What you need to do:
Determine the number of lines containing the word "убавить", and state that figure alone.

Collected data
■ ■ ■ ■ ■ ■ ■

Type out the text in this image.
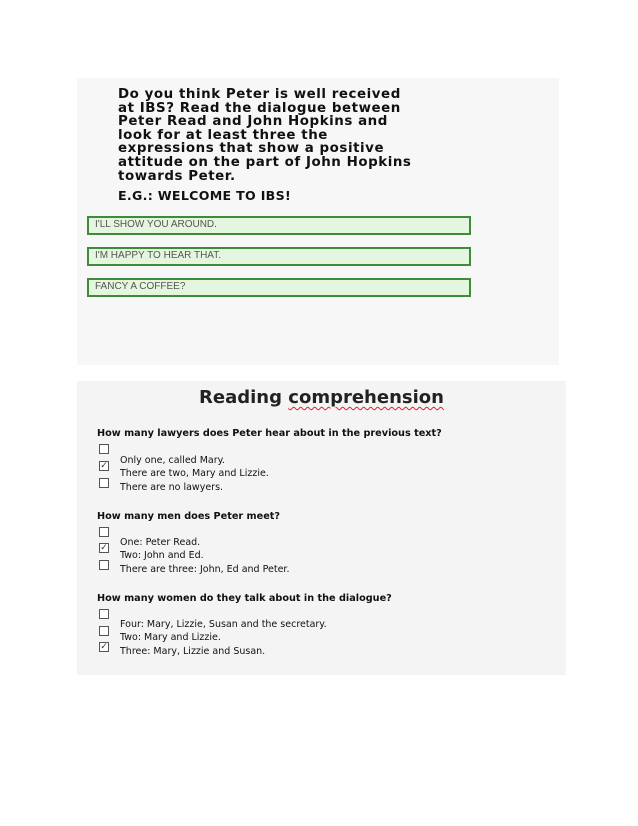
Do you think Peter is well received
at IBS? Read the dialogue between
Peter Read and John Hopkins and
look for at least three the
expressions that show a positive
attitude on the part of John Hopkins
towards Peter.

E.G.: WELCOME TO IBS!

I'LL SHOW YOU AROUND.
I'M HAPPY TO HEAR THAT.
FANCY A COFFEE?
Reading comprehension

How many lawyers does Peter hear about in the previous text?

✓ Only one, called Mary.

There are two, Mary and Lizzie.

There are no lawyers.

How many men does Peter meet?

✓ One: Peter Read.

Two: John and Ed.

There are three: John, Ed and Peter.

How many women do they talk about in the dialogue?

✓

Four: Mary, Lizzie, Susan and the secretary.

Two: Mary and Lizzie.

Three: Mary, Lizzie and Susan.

■ ■ ■ ■ ■ ■ ■

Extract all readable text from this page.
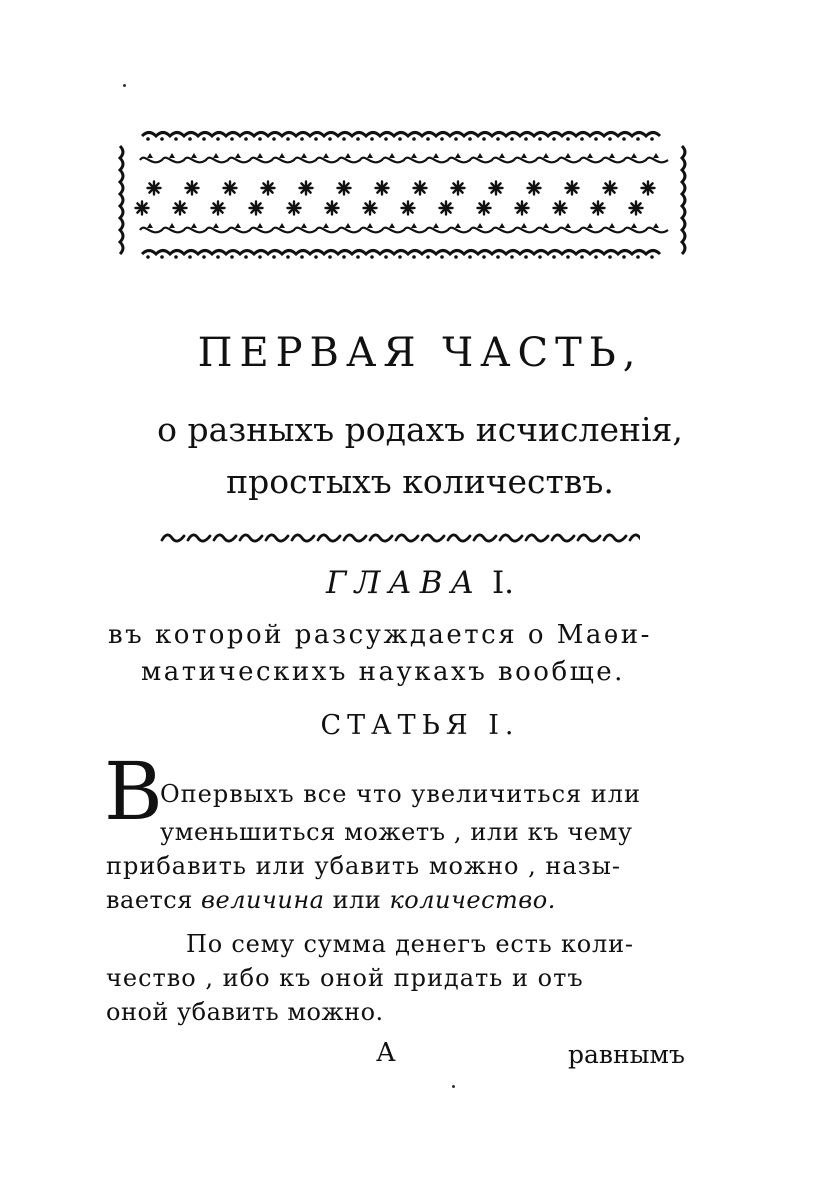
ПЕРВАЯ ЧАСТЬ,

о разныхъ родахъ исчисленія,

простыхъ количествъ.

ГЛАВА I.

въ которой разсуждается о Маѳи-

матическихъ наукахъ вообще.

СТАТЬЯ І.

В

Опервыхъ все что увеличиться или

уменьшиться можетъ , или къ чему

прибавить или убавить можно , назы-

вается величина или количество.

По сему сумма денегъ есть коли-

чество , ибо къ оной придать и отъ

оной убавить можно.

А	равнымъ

■ ■ ■ ■ ■ ■ ■

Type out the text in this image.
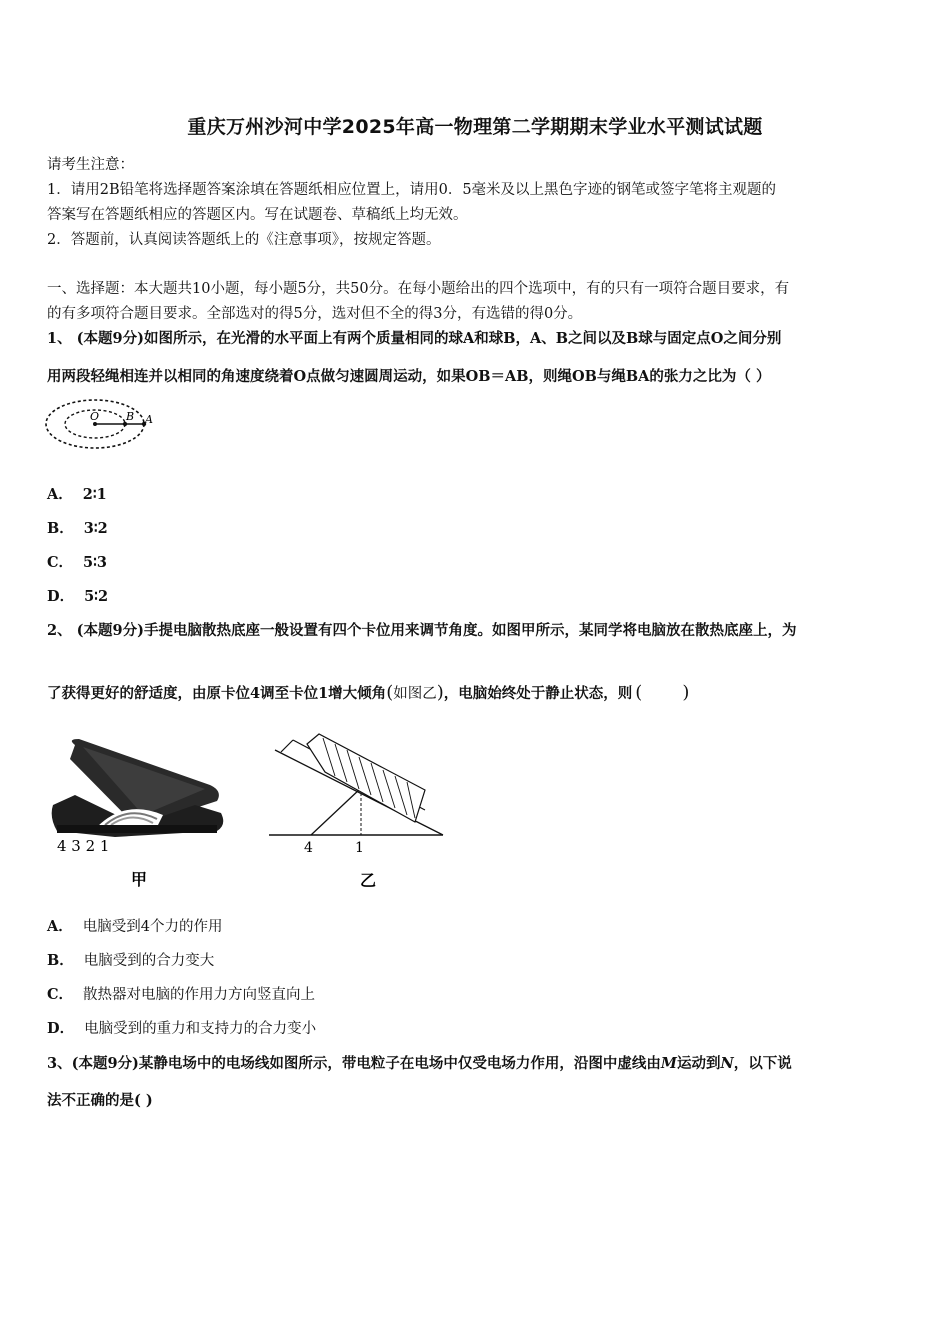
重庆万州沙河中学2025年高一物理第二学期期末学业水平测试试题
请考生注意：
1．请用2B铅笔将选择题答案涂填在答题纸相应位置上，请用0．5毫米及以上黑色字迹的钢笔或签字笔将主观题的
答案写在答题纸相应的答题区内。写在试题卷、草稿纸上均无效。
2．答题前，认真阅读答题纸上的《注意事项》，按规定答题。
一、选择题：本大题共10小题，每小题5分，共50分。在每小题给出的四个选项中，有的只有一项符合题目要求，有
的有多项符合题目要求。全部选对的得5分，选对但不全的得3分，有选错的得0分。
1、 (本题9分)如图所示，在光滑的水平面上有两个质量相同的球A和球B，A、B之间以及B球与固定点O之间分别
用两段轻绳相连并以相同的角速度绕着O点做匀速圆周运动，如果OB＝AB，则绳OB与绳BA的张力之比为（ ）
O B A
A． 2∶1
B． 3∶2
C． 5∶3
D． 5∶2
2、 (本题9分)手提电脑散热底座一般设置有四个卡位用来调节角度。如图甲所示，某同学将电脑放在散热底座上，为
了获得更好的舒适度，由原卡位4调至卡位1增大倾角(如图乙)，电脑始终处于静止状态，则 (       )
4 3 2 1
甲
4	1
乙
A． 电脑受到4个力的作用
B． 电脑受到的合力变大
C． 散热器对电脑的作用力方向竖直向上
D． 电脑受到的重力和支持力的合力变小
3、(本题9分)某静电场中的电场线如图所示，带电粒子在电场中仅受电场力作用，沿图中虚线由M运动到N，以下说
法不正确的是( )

■ ■ ■ ■ ■ ■ ■

Written solution:
2